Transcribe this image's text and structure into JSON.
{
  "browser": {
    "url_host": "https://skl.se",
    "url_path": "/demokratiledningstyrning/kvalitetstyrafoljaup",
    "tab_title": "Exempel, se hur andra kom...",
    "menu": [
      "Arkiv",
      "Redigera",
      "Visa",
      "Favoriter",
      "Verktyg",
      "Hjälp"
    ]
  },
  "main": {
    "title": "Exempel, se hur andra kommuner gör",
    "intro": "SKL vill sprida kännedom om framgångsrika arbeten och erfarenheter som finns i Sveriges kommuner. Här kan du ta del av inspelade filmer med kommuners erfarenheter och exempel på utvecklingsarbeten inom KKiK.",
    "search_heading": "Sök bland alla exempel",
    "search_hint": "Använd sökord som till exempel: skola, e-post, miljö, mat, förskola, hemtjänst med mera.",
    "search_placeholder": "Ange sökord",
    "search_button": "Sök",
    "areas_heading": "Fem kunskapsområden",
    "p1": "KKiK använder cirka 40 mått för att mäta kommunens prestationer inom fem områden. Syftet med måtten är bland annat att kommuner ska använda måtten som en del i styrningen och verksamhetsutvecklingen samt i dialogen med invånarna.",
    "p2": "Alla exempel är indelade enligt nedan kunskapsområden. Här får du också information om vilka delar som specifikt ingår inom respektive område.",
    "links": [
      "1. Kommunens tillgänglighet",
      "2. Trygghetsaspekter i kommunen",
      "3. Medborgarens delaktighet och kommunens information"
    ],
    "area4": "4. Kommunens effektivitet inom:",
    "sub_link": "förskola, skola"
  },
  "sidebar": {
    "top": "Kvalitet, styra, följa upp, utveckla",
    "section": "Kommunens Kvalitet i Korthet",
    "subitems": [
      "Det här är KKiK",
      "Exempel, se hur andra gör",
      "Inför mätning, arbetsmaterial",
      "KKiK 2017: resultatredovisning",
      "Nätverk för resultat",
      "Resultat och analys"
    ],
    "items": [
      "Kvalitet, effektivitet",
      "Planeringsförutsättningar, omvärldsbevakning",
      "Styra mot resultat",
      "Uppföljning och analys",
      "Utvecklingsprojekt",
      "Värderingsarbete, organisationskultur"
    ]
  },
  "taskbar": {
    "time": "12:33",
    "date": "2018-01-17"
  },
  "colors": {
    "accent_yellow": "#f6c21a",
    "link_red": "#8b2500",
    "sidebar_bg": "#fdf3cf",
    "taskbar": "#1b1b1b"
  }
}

What to do –
Extract all of the material exactly as it is written.

Task result –
Transcribe this image's text and structure into JSON.
{
  "browser": {
    "url_host": "https://skl.se",
    "url_path": "/demokratiledningstyrning/kvalitetstyrafoljaup",
    "tab_title": "Exempel, se hur andra kom...",
    "menu": [
      "Arkiv",
      "Redigera",
      "Visa",
      "Favoriter",
      "Verktyg",
      "Hjälp"
    ]
  },
  "main": {
    "title": "Exempel, se hur andra kommuner gör",
    "intro": "SKL vill sprida kännedom om framgångsrika arbeten och erfarenheter som finns i Sveriges kommuner. Här kan du ta del av inspelade filmer med kommuners erfarenheter och exempel på utvecklingsarbeten inom KKiK.",
    "search_heading": "Sök bland alla exempel",
    "search_hint": "Använd sökord som till exempel: skola, e-post, miljö, mat, förskola, hemtjänst med mera.",
    "search_placeholder": "Ange sökord",
    "search_button": "Sök",
    "areas_heading": "Fem kunskapsområden",
    "p1": "KKiK använder cirka 40 mått för att mäta kommunens prestationer inom fem områden. Syftet med måtten är bland annat att kommuner ska använda måtten som en del i styrningen och verksamhetsutvecklingen samt i dialogen med invånarna.",
    "p2": "Alla exempel är indelade enligt nedan kunskapsområden. Här får du också information om vilka delar som specifikt ingår inom respektive område.",
    "links": [
      "1. Kommunens tillgänglighet",
      "2. Trygghetsaspekter i kommunen",
      "3. Medborgarens delaktighet och kommunens information"
    ],
    "area4": "4. Kommunens effektivitet inom:",
    "sub_link": "förskola, skola"
  },
  "sidebar": {
    "top": "Kvalitet, styra, följa upp, utveckla",
    "section": "Kommunens Kvalitet i Korthet",
    "subitems": [
      "Det här är KKiK",
      "Exempel, se hur andra gör",
      "Inför mätning, arbetsmaterial",
      "KKiK 2017: resultatredovisning",
      "Nätverk för resultat",
      "Resultat och analys"
    ],
    "items": [
      "Kvalitet, effektivitet",
      "Planeringsförutsättningar, omvärldsbevakning",
      "Styra mot resultat",
      "Uppföljning och analys",
      "Utvecklingsprojekt",
      "Värderingsarbete, organisationskultur"
    ]
  },
  "taskbar": {
    "time": "12:33",
    "date": "2018-01-17"
  },
  "colors": {
    "accent_yellow": "#f6c21a",
    "link_red": "#8b2500",
    "sidebar_bg": "#fdf3cf",
    "taskbar": "#1b1b1b"
  }
}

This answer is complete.